[A block of data]

>> Begin

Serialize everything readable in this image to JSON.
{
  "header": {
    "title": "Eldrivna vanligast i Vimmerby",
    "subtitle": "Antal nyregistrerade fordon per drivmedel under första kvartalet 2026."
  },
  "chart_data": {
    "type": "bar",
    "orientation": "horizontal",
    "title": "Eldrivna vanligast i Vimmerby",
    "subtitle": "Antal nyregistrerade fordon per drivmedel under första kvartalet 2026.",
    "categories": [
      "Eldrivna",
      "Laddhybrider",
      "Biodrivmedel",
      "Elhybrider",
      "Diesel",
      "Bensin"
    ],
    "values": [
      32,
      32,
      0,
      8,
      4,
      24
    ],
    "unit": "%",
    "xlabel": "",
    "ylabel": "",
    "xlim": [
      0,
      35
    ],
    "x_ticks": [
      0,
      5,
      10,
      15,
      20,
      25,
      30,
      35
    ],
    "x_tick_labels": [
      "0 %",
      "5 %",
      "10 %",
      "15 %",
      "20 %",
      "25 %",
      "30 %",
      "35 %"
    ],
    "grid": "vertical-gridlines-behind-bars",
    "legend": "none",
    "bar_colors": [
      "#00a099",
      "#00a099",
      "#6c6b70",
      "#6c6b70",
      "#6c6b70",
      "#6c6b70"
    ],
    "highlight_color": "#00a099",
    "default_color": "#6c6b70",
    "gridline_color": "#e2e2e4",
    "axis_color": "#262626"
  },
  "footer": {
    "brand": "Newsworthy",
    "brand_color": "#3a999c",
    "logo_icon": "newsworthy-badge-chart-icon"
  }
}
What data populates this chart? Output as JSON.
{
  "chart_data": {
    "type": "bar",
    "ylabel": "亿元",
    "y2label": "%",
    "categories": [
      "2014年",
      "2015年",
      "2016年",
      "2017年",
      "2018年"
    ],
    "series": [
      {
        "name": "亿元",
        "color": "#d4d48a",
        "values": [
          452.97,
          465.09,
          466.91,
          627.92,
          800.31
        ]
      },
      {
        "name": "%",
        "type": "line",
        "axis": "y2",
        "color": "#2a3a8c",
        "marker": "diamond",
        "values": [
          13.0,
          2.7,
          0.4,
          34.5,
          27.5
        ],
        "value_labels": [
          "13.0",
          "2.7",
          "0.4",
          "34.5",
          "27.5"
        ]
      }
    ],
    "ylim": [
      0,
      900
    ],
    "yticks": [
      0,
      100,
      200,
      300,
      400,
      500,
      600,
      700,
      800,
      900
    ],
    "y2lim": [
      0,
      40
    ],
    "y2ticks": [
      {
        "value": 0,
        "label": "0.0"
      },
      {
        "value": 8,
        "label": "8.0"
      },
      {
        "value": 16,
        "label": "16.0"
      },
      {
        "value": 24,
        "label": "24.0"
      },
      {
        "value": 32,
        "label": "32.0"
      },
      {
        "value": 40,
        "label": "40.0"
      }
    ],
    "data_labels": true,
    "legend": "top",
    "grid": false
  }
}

>> End

**Written instruction:**
Make an exact copy of every entry.

**The result:**
Serialize everything readable in this image to JSON.
{
  "header": {
    "title": "Eldrivna vanligast i Vimmerby",
    "subtitle": "Antal nyregistrerade fordon per drivmedel under första kvartalet 2026."
  },
  "chart_data": {
    "type": "bar",
    "orientation": "horizontal",
    "title": "Eldrivna vanligast i Vimmerby",
    "subtitle": "Antal nyregistrerade fordon per drivmedel under första kvartalet 2026.",
    "categories": [
      "Eldrivna",
      "Laddhybrider",
      "Biodrivmedel",
      "Elhybrider",
      "Diesel",
      "Bensin"
    ],
    "values": [
      32,
      32,
      0,
      8,
      4,
      24
    ],
    "unit": "%",
    "xlabel": "",
    "ylabel": "",
    "xlim": [
      0,
      35
    ],
    "x_ticks": [
      0,
      5,
      10,
      15,
      20,
      25,
      30,
      35
    ],
    "x_tick_labels": [
      "0 %",
      "5 %",
      "10 %",
      "15 %",
      "20 %",
      "25 %",
      "30 %",
      "35 %"
    ],
    "grid": "vertical-gridlines-behind-bars",
    "legend": "none",
    "bar_colors": [
      "#00a099",
      "#00a099",
      "#6c6b70",
      "#6c6b70",
      "#6c6b70",
      "#6c6b70"
    ],
    "highlight_color": "#00a099",
    "default_color": "#6c6b70",
    "gridline_color": "#e2e2e4",
    "axis_color": "#262626"
  },
  "footer": {
    "brand": "Newsworthy",
    "brand_color": "#3a999c",
    "logo_icon": "newsworthy-badge-chart-icon"
  }
}
What data populates this chart? Output as JSON.
{
  "chart_data": {
    "type": "bar",
    "ylabel": "亿元",
    "y2label": "%",
    "categories": [
      "2014年",
      "2015年",
      "2016年",
      "2017年",
      "2018年"
    ],
    "series": [
      {
        "name": "亿元",
        "color": "#d4d48a",
        "values": [
          452.97,
          465.09,
          466.91,
          627.92,
          800.31
        ]
      },
      {
        "name": "%",
        "type": "line",
        "axis": "y2",
        "color": "#2a3a8c",
        "marker": "diamond",
        "values": [
          13.0,
          2.7,
          0.4,
          34.5,
          27.5
        ],
        "value_labels": [
          "13.0",
          "2.7",
          "0.4",
          "34.5",
          "27.5"
        ]
      }
    ],
    "ylim": [
      0,
      900
    ],
    "yticks": [
      0,
      100,
      200,
      300,
      400,
      500,
      600,
      700,
      800,
      900
    ],
    "y2lim": [
      0,
      40
    ],
    "y2ticks": [
      {
        "value": 0,
        "label": "0.0"
      },
      {
        "value": 8,
        "label": "8.0"
      },
      {
        "value": 16,
        "label": "16.0"
      },
      {
        "value": 24,
        "label": "24.0"
      },
      {
        "value": 32,
        "label": "32.0"
      },
      {
        "value": 40,
        "label": "40.0"
      }
    ],
    "data_labels": true,
    "legend": "top",
    "grid": false
  }
}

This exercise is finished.